GOAL: Transcribe the data that follows precisely, omitting nothing.

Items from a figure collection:
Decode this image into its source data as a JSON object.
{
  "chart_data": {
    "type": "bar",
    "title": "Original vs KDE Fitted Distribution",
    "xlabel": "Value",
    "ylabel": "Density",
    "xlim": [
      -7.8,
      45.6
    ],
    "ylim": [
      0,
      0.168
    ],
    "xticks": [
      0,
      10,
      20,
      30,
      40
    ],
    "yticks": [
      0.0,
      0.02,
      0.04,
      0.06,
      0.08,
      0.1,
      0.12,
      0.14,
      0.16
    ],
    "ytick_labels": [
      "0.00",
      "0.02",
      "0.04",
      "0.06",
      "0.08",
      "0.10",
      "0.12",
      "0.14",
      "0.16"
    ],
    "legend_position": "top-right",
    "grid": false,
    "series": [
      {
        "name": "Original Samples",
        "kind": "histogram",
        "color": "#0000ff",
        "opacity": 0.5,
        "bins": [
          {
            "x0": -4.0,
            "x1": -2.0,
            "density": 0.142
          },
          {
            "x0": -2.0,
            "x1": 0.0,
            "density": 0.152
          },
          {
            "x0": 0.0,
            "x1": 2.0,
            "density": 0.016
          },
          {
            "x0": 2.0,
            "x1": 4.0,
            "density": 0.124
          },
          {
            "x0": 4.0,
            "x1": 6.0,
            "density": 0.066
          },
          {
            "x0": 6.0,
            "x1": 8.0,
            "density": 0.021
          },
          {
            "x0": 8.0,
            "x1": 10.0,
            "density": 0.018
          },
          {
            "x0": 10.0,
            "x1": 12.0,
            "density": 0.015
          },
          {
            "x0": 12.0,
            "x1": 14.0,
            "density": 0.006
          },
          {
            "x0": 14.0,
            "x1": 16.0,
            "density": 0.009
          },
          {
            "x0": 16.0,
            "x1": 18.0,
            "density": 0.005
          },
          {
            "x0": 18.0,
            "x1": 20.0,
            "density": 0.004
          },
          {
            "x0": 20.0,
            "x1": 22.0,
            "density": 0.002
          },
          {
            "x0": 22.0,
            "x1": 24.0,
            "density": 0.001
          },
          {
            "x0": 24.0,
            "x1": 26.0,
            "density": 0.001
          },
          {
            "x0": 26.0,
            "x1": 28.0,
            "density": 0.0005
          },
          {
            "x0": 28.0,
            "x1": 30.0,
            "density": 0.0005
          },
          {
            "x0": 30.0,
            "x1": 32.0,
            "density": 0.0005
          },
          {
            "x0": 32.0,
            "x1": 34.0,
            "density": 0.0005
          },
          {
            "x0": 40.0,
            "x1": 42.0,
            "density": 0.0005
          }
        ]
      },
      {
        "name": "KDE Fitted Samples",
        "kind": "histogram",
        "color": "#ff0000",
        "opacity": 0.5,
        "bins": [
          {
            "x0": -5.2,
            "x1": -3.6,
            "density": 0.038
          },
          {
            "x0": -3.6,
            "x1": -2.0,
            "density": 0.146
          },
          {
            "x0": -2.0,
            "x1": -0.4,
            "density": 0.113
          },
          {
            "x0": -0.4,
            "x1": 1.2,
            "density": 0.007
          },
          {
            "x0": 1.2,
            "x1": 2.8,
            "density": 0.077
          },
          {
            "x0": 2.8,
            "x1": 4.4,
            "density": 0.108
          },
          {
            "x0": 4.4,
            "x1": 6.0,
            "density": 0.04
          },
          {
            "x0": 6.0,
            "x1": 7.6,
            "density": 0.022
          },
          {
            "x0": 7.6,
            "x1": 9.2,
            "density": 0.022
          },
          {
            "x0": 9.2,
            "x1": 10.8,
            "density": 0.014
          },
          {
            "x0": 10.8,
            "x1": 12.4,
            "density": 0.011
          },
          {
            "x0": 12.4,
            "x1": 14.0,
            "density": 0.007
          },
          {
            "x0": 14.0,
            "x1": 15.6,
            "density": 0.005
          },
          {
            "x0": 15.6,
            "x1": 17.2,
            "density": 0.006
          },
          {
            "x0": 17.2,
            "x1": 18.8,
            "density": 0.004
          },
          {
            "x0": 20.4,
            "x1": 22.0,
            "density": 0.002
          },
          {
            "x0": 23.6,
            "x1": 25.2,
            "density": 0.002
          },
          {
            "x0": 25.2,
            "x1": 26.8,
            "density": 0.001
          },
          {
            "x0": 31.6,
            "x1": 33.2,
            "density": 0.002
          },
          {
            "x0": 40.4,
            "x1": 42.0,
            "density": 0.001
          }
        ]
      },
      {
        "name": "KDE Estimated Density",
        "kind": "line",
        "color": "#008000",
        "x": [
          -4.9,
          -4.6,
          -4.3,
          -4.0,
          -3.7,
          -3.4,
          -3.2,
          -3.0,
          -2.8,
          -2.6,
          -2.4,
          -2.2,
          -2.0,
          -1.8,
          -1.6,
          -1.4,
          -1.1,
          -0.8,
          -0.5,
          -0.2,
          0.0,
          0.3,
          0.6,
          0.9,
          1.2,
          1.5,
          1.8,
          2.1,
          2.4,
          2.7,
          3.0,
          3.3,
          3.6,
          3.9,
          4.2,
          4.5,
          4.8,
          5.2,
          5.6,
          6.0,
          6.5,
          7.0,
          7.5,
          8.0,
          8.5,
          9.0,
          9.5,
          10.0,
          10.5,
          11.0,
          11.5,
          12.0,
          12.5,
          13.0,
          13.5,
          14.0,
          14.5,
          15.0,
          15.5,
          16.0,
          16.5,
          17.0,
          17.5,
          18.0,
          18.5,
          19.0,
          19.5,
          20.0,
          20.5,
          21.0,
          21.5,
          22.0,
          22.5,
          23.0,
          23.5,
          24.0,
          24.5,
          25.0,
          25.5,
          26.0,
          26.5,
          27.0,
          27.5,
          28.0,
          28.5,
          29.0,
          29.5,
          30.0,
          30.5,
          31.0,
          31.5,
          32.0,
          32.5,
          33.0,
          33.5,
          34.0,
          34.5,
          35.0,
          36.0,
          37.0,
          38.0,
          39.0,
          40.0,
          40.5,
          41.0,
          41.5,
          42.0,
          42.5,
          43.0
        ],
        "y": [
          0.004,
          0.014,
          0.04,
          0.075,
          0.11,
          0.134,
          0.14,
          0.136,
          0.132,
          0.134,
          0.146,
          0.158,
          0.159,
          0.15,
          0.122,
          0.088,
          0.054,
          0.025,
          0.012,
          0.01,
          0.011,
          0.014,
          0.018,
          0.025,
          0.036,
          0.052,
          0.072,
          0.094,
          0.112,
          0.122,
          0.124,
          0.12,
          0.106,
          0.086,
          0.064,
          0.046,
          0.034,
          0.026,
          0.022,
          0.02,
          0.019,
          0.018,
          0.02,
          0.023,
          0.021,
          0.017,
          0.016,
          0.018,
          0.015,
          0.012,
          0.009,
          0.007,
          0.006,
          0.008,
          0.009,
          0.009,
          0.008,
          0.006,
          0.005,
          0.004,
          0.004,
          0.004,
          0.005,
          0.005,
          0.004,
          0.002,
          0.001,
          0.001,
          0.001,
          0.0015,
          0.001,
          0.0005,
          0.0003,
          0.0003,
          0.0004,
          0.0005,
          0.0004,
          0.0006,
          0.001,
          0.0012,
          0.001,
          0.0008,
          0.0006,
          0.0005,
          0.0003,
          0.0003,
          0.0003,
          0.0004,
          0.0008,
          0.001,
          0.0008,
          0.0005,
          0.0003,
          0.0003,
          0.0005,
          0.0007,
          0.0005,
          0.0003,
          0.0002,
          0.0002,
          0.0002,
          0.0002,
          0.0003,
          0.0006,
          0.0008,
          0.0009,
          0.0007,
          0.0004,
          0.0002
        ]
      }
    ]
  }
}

RESPONSE TO THIS EXERCISE:
Decode this image into its source data as a JSON object.
{
  "chart_data": {
    "type": "bar",
    "title": "Original vs KDE Fitted Distribution",
    "xlabel": "Value",
    "ylabel": "Density",
    "xlim": [
      -7.8,
      45.6
    ],
    "ylim": [
      0,
      0.168
    ],
    "xticks": [
      0,
      10,
      20,
      30,
      40
    ],
    "yticks": [
      0.0,
      0.02,
      0.04,
      0.06,
      0.08,
      0.1,
      0.12,
      0.14,
      0.16
    ],
    "ytick_labels": [
      "0.00",
      "0.02",
      "0.04",
      "0.06",
      "0.08",
      "0.10",
      "0.12",
      "0.14",
      "0.16"
    ],
    "legend_position": "top-right",
    "grid": false,
    "series": [
      {
        "name": "Original Samples",
        "kind": "histogram",
        "color": "#0000ff",
        "opacity": 0.5,
        "bins": [
          {
            "x0": -4.0,
            "x1": -2.0,
            "density": 0.142
          },
          {
            "x0": -2.0,
            "x1": 0.0,
            "density": 0.152
          },
          {
            "x0": 0.0,
            "x1": 2.0,
            "density": 0.016
          },
          {
            "x0": 2.0,
            "x1": 4.0,
            "density": 0.124
          },
          {
            "x0": 4.0,
            "x1": 6.0,
            "density": 0.066
          },
          {
            "x0": 6.0,
            "x1": 8.0,
            "density": 0.021
          },
          {
            "x0": 8.0,
            "x1": 10.0,
            "density": 0.018
          },
          {
            "x0": 10.0,
            "x1": 12.0,
            "density": 0.015
          },
          {
            "x0": 12.0,
            "x1": 14.0,
            "density": 0.006
          },
          {
            "x0": 14.0,
            "x1": 16.0,
            "density": 0.009
          },
          {
            "x0": 16.0,
            "x1": 18.0,
            "density": 0.005
          },
          {
            "x0": 18.0,
            "x1": 20.0,
            "density": 0.004
          },
          {
            "x0": 20.0,
            "x1": 22.0,
            "density": 0.002
          },
          {
            "x0": 22.0,
            "x1": 24.0,
            "density": 0.001
          },
          {
            "x0": 24.0,
            "x1": 26.0,
            "density": 0.001
          },
          {
            "x0": 26.0,
            "x1": 28.0,
            "density": 0.0005
          },
          {
            "x0": 28.0,
            "x1": 30.0,
            "density": 0.0005
          },
          {
            "x0": 30.0,
            "x1": 32.0,
            "density": 0.0005
          },
          {
            "x0": 32.0,
            "x1": 34.0,
            "density": 0.0005
          },
          {
            "x0": 40.0,
            "x1": 42.0,
            "density": 0.0005
          }
        ]
      },
      {
        "name": "KDE Fitted Samples",
        "kind": "histogram",
        "color": "#ff0000",
        "opacity": 0.5,
        "bins": [
          {
            "x0": -5.2,
            "x1": -3.6,
            "density": 0.038
          },
          {
            "x0": -3.6,
            "x1": -2.0,
            "density": 0.146
          },
          {
            "x0": -2.0,
            "x1": -0.4,
            "density": 0.113
          },
          {
            "x0": -0.4,
            "x1": 1.2,
            "density": 0.007
          },
          {
            "x0": 1.2,
            "x1": 2.8,
            "density": 0.077
          },
          {
            "x0": 2.8,
            "x1": 4.4,
            "density": 0.108
          },
          {
            "x0": 4.4,
            "x1": 6.0,
            "density": 0.04
          },
          {
            "x0": 6.0,
            "x1": 7.6,
            "density": 0.022
          },
          {
            "x0": 7.6,
            "x1": 9.2,
            "density": 0.022
          },
          {
            "x0": 9.2,
            "x1": 10.8,
            "density": 0.014
          },
          {
            "x0": 10.8,
            "x1": 12.4,
            "density": 0.011
          },
          {
            "x0": 12.4,
            "x1": 14.0,
            "density": 0.007
          },
          {
            "x0": 14.0,
            "x1": 15.6,
            "density": 0.005
          },
          {
            "x0": 15.6,
            "x1": 17.2,
            "density": 0.006
          },
          {
            "x0": 17.2,
            "x1": 18.8,
            "density": 0.004
          },
          {
            "x0": 20.4,
            "x1": 22.0,
            "density": 0.002
          },
          {
            "x0": 23.6,
            "x1": 25.2,
            "density": 0.002
          },
          {
            "x0": 25.2,
            "x1": 26.8,
            "density": 0.001
          },
          {
            "x0": 31.6,
            "x1": 33.2,
            "density": 0.002
          },
          {
            "x0": 40.4,
            "x1": 42.0,
            "density": 0.001
          }
        ]
      },
      {
        "name": "KDE Estimated Density",
        "kind": "line",
        "color": "#008000",
        "x": [
          -4.9,
          -4.6,
          -4.3,
          -4.0,
          -3.7,
          -3.4,
          -3.2,
          -3.0,
          -2.8,
          -2.6,
          -2.4,
          -2.2,
          -2.0,
          -1.8,
          -1.6,
          -1.4,
          -1.1,
          -0.8,
          -0.5,
          -0.2,
          0.0,
          0.3,
          0.6,
          0.9,
          1.2,
          1.5,
          1.8,
          2.1,
          2.4,
          2.7,
          3.0,
          3.3,
          3.6,
          3.9,
          4.2,
          4.5,
          4.8,
          5.2,
          5.6,
          6.0,
          6.5,
          7.0,
          7.5,
          8.0,
          8.5,
          9.0,
          9.5,
          10.0,
          10.5,
          11.0,
          11.5,
          12.0,
          12.5,
          13.0,
          13.5,
          14.0,
          14.5,
          15.0,
          15.5,
          16.0,
          16.5,
          17.0,
          17.5,
          18.0,
          18.5,
          19.0,
          19.5,
          20.0,
          20.5,
          21.0,
          21.5,
          22.0,
          22.5,
          23.0,
          23.5,
          24.0,
          24.5,
          25.0,
          25.5,
          26.0,
          26.5,
          27.0,
          27.5,
          28.0,
          28.5,
          29.0,
          29.5,
          30.0,
          30.5,
          31.0,
          31.5,
          32.0,
          32.5,
          33.0,
          33.5,
          34.0,
          34.5,
          35.0,
          36.0,
          37.0,
          38.0,
          39.0,
          40.0,
          40.5,
          41.0,
          41.5,
          42.0,
          42.5,
          43.0
        ],
        "y": [
          0.004,
          0.014,
          0.04,
          0.075,
          0.11,
          0.134,
          0.14,
          0.136,
          0.132,
          0.134,
          0.146,
          0.158,
          0.159,
          0.15,
          0.122,
          0.088,
          0.054,
          0.025,
          0.012,
          0.01,
          0.011,
          0.014,
          0.018,
          0.025,
          0.036,
          0.052,
          0.072,
          0.094,
          0.112,
          0.122,
          0.124,
          0.12,
          0.106,
          0.086,
          0.064,
          0.046,
          0.034,
          0.026,
          0.022,
          0.02,
          0.019,
          0.018,
          0.02,
          0.023,
          0.021,
          0.017,
          0.016,
          0.018,
          0.015,
          0.012,
          0.009,
          0.007,
          0.006,
          0.008,
          0.009,
          0.009,
          0.008,
          0.006,
          0.005,
          0.004,
          0.004,
          0.004,
          0.005,
          0.005,
          0.004,
          0.002,
          0.001,
          0.001,
          0.001,
          0.0015,
          0.001,
          0.0005,
          0.0003,
          0.0003,
          0.0004,
          0.0005,
          0.0004,
          0.0006,
          0.001,
          0.0012,
          0.001,
          0.0008,
          0.0006,
          0.0005,
          0.0003,
          0.0003,
          0.0003,
          0.0004,
          0.0008,
          0.001,
          0.0008,
          0.0005,
          0.0003,
          0.0003,
          0.0005,
          0.0007,
          0.0005,
          0.0003,
          0.0002,
          0.0002,
          0.0002,
          0.0002,
          0.0003,
          0.0006,
          0.0008,
          0.0009,
          0.0007,
          0.0004,
          0.0002
        ]
      }
    ]
  }
}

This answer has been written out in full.